Starting with the line that holds "What's the underlying", reproduce each line through the last one of the data, exactly as written. Pictures are not copied.

■ Structured figure records ■
────────────────────────────────────────
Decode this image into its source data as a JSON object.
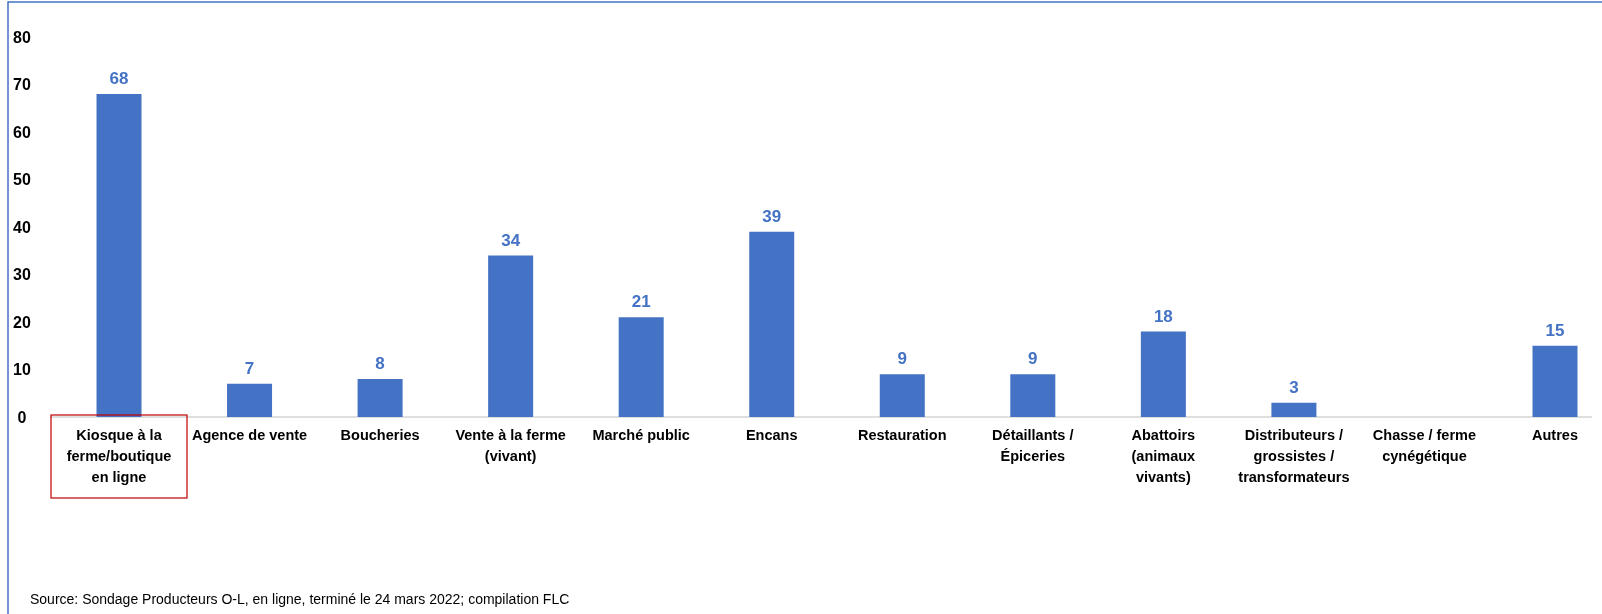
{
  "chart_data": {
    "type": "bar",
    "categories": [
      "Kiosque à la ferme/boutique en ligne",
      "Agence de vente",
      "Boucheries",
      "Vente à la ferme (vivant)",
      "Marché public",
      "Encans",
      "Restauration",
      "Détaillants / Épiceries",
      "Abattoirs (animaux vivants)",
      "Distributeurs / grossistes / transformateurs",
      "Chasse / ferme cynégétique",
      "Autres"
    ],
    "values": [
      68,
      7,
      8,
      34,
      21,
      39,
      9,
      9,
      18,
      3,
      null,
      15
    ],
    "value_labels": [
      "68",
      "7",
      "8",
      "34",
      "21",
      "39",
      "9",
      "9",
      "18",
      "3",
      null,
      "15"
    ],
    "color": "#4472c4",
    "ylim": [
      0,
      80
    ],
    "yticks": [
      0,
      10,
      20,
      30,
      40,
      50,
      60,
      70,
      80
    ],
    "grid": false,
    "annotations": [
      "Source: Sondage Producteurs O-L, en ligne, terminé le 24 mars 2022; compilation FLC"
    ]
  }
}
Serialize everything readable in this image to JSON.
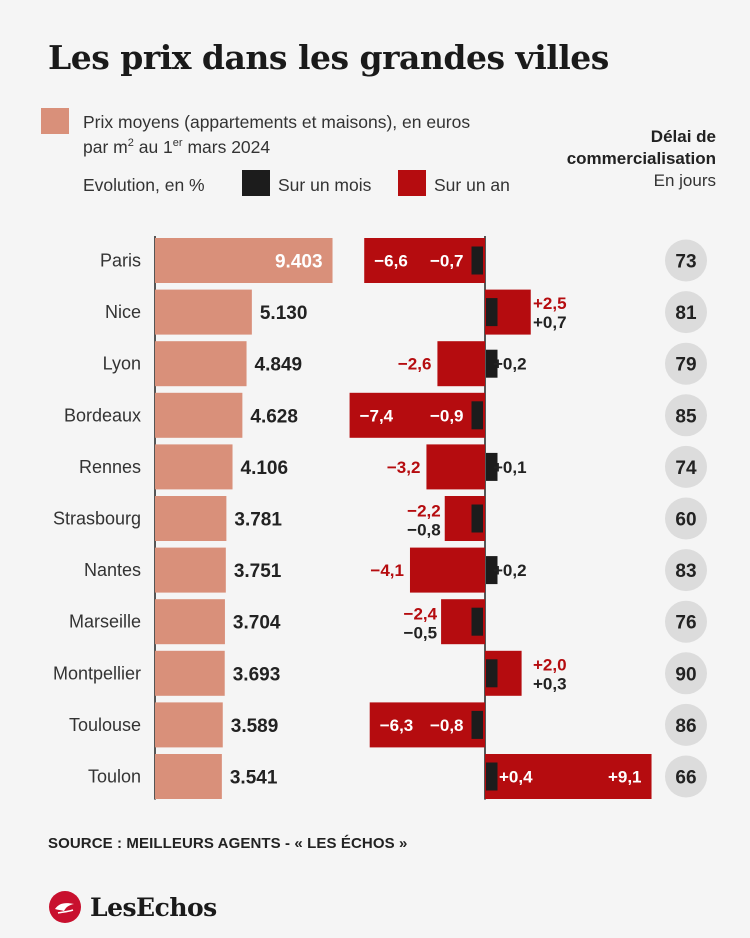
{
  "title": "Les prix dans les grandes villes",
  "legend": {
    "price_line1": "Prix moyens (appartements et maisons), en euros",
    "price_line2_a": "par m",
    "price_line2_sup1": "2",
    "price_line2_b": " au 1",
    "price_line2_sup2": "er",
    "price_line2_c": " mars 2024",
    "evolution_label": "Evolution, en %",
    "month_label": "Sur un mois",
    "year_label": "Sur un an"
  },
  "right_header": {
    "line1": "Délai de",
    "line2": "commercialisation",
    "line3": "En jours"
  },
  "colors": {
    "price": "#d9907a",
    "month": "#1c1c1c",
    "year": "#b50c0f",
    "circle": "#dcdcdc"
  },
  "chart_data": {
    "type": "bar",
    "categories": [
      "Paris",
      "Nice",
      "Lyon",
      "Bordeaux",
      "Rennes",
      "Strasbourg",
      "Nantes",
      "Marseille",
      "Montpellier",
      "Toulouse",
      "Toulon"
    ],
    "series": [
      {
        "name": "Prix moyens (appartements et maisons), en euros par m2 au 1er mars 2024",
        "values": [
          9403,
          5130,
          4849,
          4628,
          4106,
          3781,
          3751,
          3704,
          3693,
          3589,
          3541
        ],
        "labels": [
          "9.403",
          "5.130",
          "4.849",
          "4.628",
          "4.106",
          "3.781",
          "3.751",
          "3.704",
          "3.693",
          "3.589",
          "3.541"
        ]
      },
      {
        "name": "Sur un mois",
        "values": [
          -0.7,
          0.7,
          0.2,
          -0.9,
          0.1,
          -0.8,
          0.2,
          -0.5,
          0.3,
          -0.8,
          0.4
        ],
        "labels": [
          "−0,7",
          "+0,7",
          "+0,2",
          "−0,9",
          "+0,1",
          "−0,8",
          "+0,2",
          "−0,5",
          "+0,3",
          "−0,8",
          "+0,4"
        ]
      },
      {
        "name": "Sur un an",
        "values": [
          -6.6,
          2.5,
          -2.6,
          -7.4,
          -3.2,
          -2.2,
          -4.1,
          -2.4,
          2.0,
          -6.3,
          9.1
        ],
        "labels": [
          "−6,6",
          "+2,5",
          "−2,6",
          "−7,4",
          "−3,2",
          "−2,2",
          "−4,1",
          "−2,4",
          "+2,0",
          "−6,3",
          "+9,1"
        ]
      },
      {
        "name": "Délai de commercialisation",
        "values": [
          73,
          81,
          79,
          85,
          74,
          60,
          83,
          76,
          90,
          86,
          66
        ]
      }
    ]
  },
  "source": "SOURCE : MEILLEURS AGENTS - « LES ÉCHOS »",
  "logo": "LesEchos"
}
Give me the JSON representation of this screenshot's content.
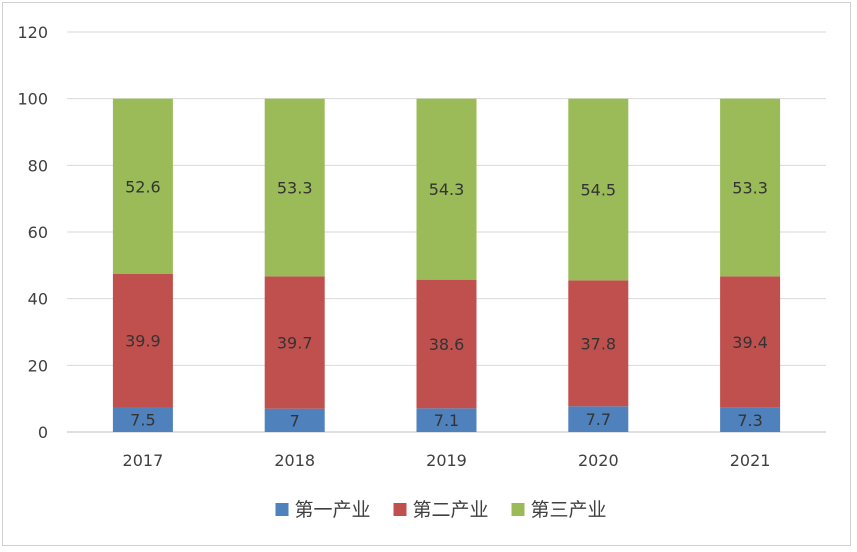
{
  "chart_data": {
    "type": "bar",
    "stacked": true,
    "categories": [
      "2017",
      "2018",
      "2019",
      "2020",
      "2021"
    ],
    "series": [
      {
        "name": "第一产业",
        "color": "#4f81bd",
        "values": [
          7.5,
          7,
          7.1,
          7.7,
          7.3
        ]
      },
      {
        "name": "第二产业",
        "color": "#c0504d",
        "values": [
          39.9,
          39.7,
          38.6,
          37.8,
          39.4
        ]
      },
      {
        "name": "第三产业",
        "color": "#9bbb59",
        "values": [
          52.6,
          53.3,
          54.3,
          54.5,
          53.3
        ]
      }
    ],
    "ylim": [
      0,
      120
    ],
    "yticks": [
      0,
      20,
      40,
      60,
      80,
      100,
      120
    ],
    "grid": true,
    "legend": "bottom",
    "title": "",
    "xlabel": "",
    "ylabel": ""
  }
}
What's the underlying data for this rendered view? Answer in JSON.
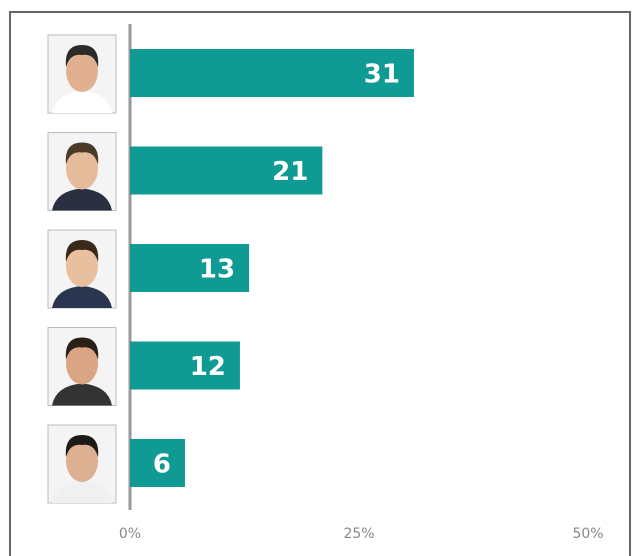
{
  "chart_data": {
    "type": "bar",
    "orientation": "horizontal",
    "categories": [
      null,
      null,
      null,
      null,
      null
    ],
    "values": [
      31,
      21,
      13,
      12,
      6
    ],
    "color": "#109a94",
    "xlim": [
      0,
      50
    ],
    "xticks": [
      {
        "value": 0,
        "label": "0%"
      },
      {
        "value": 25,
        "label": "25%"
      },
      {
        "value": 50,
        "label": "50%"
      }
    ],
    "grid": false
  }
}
────────────────────────────────────────
■ Written answer ■
What's the underlying data for this rendered view? Answer in JSON.
{
  "chart_data": {
    "type": "bar",
    "orientation": "horizontal",
    "categories": [
      null,
      null,
      null,
      null,
      null
    ],
    "values": [
      31,
      21,
      13,
      12,
      6
    ],
    "color": "#109a94",
    "xlim": [
      0,
      50
    ],
    "xticks": [
      {
        "value": 0,
        "label": "0%"
      },
      {
        "value": 25,
        "label": "25%"
      },
      {
        "value": 50,
        "label": "50%"
      }
    ],
    "grid": false
  }
}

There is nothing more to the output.